>> START Records for this task

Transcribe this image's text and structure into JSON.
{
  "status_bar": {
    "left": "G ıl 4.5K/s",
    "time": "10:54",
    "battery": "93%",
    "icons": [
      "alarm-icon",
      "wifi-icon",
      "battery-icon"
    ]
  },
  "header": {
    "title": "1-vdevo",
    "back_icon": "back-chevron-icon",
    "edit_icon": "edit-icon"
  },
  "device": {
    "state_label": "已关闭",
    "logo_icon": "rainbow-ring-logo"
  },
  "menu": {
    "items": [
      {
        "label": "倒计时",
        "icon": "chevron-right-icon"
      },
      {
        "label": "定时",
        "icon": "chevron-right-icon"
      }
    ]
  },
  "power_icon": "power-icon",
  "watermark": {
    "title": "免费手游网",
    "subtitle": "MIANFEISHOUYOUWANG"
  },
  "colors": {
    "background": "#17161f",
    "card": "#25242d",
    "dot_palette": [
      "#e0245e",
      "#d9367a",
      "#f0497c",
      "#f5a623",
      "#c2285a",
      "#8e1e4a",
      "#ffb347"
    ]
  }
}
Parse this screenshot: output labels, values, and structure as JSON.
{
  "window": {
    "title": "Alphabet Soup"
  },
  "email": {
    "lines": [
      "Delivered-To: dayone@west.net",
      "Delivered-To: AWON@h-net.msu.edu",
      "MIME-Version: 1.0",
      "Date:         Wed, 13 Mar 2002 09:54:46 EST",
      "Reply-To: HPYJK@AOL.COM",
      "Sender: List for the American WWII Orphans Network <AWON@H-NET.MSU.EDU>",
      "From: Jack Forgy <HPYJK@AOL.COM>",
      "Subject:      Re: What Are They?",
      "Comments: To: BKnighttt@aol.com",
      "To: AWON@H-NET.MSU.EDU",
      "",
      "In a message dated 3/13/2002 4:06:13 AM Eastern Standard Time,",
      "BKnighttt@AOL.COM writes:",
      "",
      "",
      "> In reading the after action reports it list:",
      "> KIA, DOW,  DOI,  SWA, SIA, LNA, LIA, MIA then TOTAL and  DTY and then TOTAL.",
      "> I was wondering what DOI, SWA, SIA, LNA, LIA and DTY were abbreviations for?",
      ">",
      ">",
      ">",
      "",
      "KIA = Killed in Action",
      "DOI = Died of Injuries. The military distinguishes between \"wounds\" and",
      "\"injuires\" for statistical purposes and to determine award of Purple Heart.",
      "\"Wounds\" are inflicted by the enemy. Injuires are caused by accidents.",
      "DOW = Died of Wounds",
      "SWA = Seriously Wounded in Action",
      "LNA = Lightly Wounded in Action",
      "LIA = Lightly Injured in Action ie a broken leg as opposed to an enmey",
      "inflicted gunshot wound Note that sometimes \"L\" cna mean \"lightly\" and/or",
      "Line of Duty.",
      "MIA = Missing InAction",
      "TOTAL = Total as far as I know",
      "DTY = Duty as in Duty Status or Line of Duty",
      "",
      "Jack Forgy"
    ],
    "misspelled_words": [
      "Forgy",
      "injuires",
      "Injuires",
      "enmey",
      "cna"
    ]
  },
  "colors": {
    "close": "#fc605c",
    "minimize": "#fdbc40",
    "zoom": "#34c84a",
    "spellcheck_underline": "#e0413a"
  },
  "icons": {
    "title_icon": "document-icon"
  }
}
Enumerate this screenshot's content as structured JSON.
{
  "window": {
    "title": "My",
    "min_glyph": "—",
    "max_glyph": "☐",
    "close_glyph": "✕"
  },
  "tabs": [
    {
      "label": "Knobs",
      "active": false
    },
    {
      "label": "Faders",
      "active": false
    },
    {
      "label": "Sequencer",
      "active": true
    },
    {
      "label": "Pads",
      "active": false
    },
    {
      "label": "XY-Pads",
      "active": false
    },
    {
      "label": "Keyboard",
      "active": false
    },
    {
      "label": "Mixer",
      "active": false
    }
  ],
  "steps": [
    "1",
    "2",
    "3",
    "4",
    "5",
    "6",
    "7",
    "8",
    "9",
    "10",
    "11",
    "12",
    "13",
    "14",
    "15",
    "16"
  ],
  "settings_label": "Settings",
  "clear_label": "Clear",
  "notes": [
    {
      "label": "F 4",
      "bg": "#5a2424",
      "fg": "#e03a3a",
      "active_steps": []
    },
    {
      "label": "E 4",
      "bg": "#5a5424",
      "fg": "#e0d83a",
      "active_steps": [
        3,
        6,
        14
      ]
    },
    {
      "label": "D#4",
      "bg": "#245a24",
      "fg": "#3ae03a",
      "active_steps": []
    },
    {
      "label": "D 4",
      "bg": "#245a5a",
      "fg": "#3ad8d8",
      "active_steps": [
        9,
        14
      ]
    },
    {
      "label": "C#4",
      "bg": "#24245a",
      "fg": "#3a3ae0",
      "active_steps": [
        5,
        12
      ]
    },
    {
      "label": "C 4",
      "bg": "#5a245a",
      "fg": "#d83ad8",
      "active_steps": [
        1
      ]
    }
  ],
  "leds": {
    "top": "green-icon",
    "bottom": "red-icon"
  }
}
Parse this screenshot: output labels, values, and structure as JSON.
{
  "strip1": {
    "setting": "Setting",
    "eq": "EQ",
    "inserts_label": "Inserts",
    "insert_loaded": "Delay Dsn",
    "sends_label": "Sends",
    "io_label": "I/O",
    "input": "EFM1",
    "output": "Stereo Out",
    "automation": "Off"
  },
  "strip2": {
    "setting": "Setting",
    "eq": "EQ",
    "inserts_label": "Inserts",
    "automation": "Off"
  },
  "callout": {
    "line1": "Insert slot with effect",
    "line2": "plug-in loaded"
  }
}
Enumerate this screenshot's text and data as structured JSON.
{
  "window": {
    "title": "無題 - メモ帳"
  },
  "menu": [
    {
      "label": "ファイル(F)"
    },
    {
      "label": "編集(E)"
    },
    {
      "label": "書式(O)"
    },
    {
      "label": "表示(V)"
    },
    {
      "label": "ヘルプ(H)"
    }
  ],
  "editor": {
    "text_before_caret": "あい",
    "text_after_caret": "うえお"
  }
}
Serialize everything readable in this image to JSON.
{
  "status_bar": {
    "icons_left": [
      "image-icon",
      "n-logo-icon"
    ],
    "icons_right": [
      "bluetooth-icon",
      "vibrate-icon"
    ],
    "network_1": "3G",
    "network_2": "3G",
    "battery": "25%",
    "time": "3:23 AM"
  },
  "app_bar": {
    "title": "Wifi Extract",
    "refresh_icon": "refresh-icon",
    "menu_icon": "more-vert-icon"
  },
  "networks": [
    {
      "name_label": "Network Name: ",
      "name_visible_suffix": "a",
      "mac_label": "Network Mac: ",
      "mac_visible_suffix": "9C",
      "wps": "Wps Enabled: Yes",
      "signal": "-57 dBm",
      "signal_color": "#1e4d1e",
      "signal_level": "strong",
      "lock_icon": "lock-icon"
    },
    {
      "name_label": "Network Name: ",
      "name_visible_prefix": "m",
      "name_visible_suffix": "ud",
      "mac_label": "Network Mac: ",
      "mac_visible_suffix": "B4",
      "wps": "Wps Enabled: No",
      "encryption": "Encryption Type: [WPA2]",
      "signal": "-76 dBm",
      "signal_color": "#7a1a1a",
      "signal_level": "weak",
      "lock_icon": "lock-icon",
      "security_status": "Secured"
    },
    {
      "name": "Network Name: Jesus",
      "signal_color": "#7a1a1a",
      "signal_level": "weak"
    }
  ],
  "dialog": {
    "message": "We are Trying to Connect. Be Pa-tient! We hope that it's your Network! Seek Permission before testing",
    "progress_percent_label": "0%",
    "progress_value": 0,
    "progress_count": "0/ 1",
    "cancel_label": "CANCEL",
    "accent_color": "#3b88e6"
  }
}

>> END Records for this task

◆ To do ◆
Would you copy out each line exactly as written?

◆ Task answer ◆
Transcribe this image's text and structure into JSON.
{
  "status_bar": {
    "left": "G ıl 4.5K/s",
    "time": "10:54",
    "battery": "93%",
    "icons": [
      "alarm-icon",
      "wifi-icon",
      "battery-icon"
    ]
  },
  "header": {
    "title": "1-vdevo",
    "back_icon": "back-chevron-icon",
    "edit_icon": "edit-icon"
  },
  "device": {
    "state_label": "已关闭",
    "logo_icon": "rainbow-ring-logo"
  },
  "menu": {
    "items": [
      {
        "label": "倒计时",
        "icon": "chevron-right-icon"
      },
      {
        "label": "定时",
        "icon": "chevron-right-icon"
      }
    ]
  },
  "power_icon": "power-icon",
  "watermark": {
    "title": "免费手游网",
    "subtitle": "MIANFEISHOUYOUWANG"
  },
  "colors": {
    "background": "#17161f",
    "card": "#25242d",
    "dot_palette": [
      "#e0245e",
      "#d9367a",
      "#f0497c",
      "#f5a623",
      "#c2285a",
      "#8e1e4a",
      "#ffb347"
    ]
  }
}
Parse this screenshot: output labels, values, and structure as JSON.
{
  "window": {
    "title": "Alphabet Soup"
  },
  "email": {
    "lines": [
      "Delivered-To: dayone@west.net",
      "Delivered-To: AWON@h-net.msu.edu",
      "MIME-Version: 1.0",
      "Date:         Wed, 13 Mar 2002 09:54:46 EST",
      "Reply-To: HPYJK@AOL.COM",
      "Sender: List for the American WWII Orphans Network <AWON@H-NET.MSU.EDU>",
      "From: Jack Forgy <HPYJK@AOL.COM>",
      "Subject:      Re: What Are They?",
      "Comments: To: BKnighttt@aol.com",
      "To: AWON@H-NET.MSU.EDU",
      "",
      "In a message dated 3/13/2002 4:06:13 AM Eastern Standard Time,",
      "BKnighttt@AOL.COM writes:",
      "",
      "",
      "> In reading the after action reports it list:",
      "> KIA, DOW,  DOI,  SWA, SIA, LNA, LIA, MIA then TOTAL and  DTY and then TOTAL.",
      "> I was wondering what DOI, SWA, SIA, LNA, LIA and DTY were abbreviations for?",
      ">",
      ">",
      ">",
      "",
      "KIA = Killed in Action",
      "DOI = Died of Injuries. The military distinguishes between \"wounds\" and",
      "\"injuires\" for statistical purposes and to determine award of Purple Heart.",
      "\"Wounds\" are inflicted by the enemy. Injuires are caused by accidents.",
      "DOW = Died of Wounds",
      "SWA = Seriously Wounded in Action",
      "LNA = Lightly Wounded in Action",
      "LIA = Lightly Injured in Action ie a broken leg as opposed to an enmey",
      "inflicted gunshot wound Note that sometimes \"L\" cna mean \"lightly\" and/or",
      "Line of Duty.",
      "MIA = Missing InAction",
      "TOTAL = Total as far as I know",
      "DTY = Duty as in Duty Status or Line of Duty",
      "",
      "Jack Forgy"
    ],
    "misspelled_words": [
      "Forgy",
      "injuires",
      "Injuires",
      "enmey",
      "cna"
    ]
  },
  "colors": {
    "close": "#fc605c",
    "minimize": "#fdbc40",
    "zoom": "#34c84a",
    "spellcheck_underline": "#e0413a"
  },
  "icons": {
    "title_icon": "document-icon"
  }
}
Enumerate this screenshot's content as structured JSON.
{
  "window": {
    "title": "My",
    "min_glyph": "—",
    "max_glyph": "☐",
    "close_glyph": "✕"
  },
  "tabs": [
    {
      "label": "Knobs",
      "active": false
    },
    {
      "label": "Faders",
      "active": false
    },
    {
      "label": "Sequencer",
      "active": true
    },
    {
      "label": "Pads",
      "active": false
    },
    {
      "label": "XY-Pads",
      "active": false
    },
    {
      "label": "Keyboard",
      "active": false
    },
    {
      "label": "Mixer",
      "active": false
    }
  ],
  "steps": [
    "1",
    "2",
    "3",
    "4",
    "5",
    "6",
    "7",
    "8",
    "9",
    "10",
    "11",
    "12",
    "13",
    "14",
    "15",
    "16"
  ],
  "settings_label": "Settings",
  "clear_label": "Clear",
  "notes": [
    {
      "label": "F 4",
      "bg": "#5a2424",
      "fg": "#e03a3a",
      "active_steps": []
    },
    {
      "label": "E 4",
      "bg": "#5a5424",
      "fg": "#e0d83a",
      "active_steps": [
        3,
        6,
        14
      ]
    },
    {
      "label": "D#4",
      "bg": "#245a24",
      "fg": "#3ae03a",
      "active_steps": []
    },
    {
      "label": "D 4",
      "bg": "#245a5a",
      "fg": "#3ad8d8",
      "active_steps": [
        9,
        14
      ]
    },
    {
      "label": "C#4",
      "bg": "#24245a",
      "fg": "#3a3ae0",
      "active_steps": [
        5,
        12
      ]
    },
    {
      "label": "C 4",
      "bg": "#5a245a",
      "fg": "#d83ad8",
      "active_steps": [
        1
      ]
    }
  ],
  "leds": {
    "top": "green-icon",
    "bottom": "red-icon"
  }
}
Parse this screenshot: output labels, values, and structure as JSON.
{
  "strip1": {
    "setting": "Setting",
    "eq": "EQ",
    "inserts_label": "Inserts",
    "insert_loaded": "Delay Dsn",
    "sends_label": "Sends",
    "io_label": "I/O",
    "input": "EFM1",
    "output": "Stereo Out",
    "automation": "Off"
  },
  "strip2": {
    "setting": "Setting",
    "eq": "EQ",
    "inserts_label": "Inserts",
    "automation": "Off"
  },
  "callout": {
    "line1": "Insert slot with effect",
    "line2": "plug-in loaded"
  }
}
Enumerate this screenshot's text and data as structured JSON.
{
  "window": {
    "title": "無題 - メモ帳"
  },
  "menu": [
    {
      "label": "ファイル(F)"
    },
    {
      "label": "編集(E)"
    },
    {
      "label": "書式(O)"
    },
    {
      "label": "表示(V)"
    },
    {
      "label": "ヘルプ(H)"
    }
  ],
  "editor": {
    "text_before_caret": "あい",
    "text_after_caret": "うえお"
  }
}
Serialize everything readable in this image to JSON.
{
  "status_bar": {
    "icons_left": [
      "image-icon",
      "n-logo-icon"
    ],
    "icons_right": [
      "bluetooth-icon",
      "vibrate-icon"
    ],
    "network_1": "3G",
    "network_2": "3G",
    "battery": "25%",
    "time": "3:23 AM"
  },
  "app_bar": {
    "title": "Wifi Extract",
    "refresh_icon": "refresh-icon",
    "menu_icon": "more-vert-icon"
  },
  "networks": [
    {
      "name_label": "Network Name: ",
      "name_visible_suffix": "a",
      "mac_label": "Network Mac: ",
      "mac_visible_suffix": "9C",
      "wps": "Wps Enabled: Yes",
      "signal": "-57 dBm",
      "signal_color": "#1e4d1e",
      "signal_level": "strong",
      "lock_icon": "lock-icon"
    },
    {
      "name_label": "Network Name: ",
      "name_visible_prefix": "m",
      "name_visible_suffix": "ud",
      "mac_label": "Network Mac: ",
      "mac_visible_suffix": "B4",
      "wps": "Wps Enabled: No",
      "encryption": "Encryption Type: [WPA2]",
      "signal": "-76 dBm",
      "signal_color": "#7a1a1a",
      "signal_level": "weak",
      "lock_icon": "lock-icon",
      "security_status": "Secured"
    },
    {
      "name": "Network Name: Jesus",
      "signal_color": "#7a1a1a",
      "signal_level": "weak"
    }
  ],
  "dialog": {
    "message": "We are Trying to Connect. Be Pa-tient! We hope that it's your Network! Seek Permission before testing",
    "progress_percent_label": "0%",
    "progress_value": 0,
    "progress_count": "0/ 1",
    "cancel_label": "CANCEL",
    "accent_color": "#3b88e6"
  }
}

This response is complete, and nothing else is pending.